Your task is to copy every record exactly.

## Begin Data provided

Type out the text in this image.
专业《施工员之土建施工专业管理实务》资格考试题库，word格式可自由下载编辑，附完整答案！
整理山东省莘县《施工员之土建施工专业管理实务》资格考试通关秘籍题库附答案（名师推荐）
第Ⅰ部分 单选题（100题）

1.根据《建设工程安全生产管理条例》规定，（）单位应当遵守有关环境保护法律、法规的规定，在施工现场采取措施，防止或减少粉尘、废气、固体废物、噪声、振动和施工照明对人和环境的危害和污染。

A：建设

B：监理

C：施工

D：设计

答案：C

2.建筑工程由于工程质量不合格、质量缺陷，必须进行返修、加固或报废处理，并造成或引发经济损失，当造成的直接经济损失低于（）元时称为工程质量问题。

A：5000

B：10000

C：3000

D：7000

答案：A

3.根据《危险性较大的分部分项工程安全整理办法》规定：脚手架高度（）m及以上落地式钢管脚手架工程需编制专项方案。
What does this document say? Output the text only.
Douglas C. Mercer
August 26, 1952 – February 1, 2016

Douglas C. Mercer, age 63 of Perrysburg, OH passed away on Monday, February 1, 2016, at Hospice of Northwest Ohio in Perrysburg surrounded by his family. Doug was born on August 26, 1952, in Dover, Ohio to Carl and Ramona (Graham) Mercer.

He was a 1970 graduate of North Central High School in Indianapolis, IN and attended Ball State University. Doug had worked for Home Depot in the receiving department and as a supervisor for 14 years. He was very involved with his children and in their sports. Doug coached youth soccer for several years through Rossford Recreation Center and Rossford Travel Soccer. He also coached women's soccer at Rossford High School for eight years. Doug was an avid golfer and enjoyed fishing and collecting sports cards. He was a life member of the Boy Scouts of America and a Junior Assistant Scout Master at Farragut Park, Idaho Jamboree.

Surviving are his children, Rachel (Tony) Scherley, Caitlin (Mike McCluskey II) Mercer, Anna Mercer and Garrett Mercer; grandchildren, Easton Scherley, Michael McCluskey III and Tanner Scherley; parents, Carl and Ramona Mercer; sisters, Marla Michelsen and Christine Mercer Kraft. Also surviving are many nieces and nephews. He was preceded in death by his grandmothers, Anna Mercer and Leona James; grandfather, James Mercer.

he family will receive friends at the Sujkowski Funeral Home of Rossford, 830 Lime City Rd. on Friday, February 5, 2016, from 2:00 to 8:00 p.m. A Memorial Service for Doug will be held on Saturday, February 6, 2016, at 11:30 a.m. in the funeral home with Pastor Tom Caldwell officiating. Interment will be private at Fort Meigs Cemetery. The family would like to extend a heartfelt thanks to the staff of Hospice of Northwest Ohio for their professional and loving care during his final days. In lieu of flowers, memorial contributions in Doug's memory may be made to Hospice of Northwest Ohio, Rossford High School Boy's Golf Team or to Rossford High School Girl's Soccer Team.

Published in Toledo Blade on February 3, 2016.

## End Data provided

Problem solution:
Type out the text in this image.
专业《施工员之土建施工专业管理实务》资格考试题库，word格式可自由下载编辑，附完整答案！
整理山东省莘县《施工员之土建施工专业管理实务》资格考试通关秘籍题库附答案（名师推荐）
第Ⅰ部分 单选题（100题）

1.根据《建设工程安全生产管理条例》规定，（）单位应当遵守有关环境保护法律、法规的规定，在施工现场采取措施，防止或减少粉尘、废气、固体废物、噪声、振动和施工照明对人和环境的危害和污染。

A：建设

B：监理

C：施工

D：设计

答案：C

2.建筑工程由于工程质量不合格、质量缺陷，必须进行返修、加固或报废处理，并造成或引发经济损失，当造成的直接经济损失低于（）元时称为工程质量问题。

A：5000

B：10000

C：3000

D：7000

答案：A

3.根据《危险性较大的分部分项工程安全整理办法》规定：脚手架高度（）m及以上落地式钢管脚手架工程需编制专项方案。
What does this document say? Output the text only.
Douglas C. Mercer
August 26, 1952 – February 1, 2016

Douglas C. Mercer, age 63 of Perrysburg, OH passed away on Monday, February 1, 2016, at Hospice of Northwest Ohio in Perrysburg surrounded by his family. Doug was born on August 26, 1952, in Dover, Ohio to Carl and Ramona (Graham) Mercer.

He was a 1970 graduate of North Central High School in Indianapolis, IN and attended Ball State University. Doug had worked for Home Depot in the receiving department and as a supervisor for 14 years. He was very involved with his children and in their sports. Doug coached youth soccer for several years through Rossford Recreation Center and Rossford Travel Soccer. He also coached women's soccer at Rossford High School for eight years. Doug was an avid golfer and enjoyed fishing and collecting sports cards. He was a life member of the Boy Scouts of America and a Junior Assistant Scout Master at Farragut Park, Idaho Jamboree.

Surviving are his children, Rachel (Tony) Scherley, Caitlin (Mike McCluskey II) Mercer, Anna Mercer and Garrett Mercer; grandchildren, Easton Scherley, Michael McCluskey III and Tanner Scherley; parents, Carl and Ramona Mercer; sisters, Marla Michelsen and Christine Mercer Kraft. Also surviving are many nieces and nephews. He was preceded in death by his grandmothers, Anna Mercer and Leona James; grandfather, James Mercer.

he family will receive friends at the Sujkowski Funeral Home of Rossford, 830 Lime City Rd. on Friday, February 5, 2016, from 2:00 to 8:00 p.m. A Memorial Service for Doug will be held on Saturday, February 6, 2016, at 11:30 a.m. in the funeral home with Pastor Tom Caldwell officiating. Interment will be private at Fort Meigs Cemetery. The family would like to extend a heartfelt thanks to the staff of Hospice of Northwest Ohio for their professional and loving care during his final days. In lieu of flowers, memorial contributions in Doug's memory may be made to Hospice of Northwest Ohio, Rossford High School Boy's Golf Team or to Rossford High School Girl's Soccer Team.

Published in Toledo Blade on February 3, 2016.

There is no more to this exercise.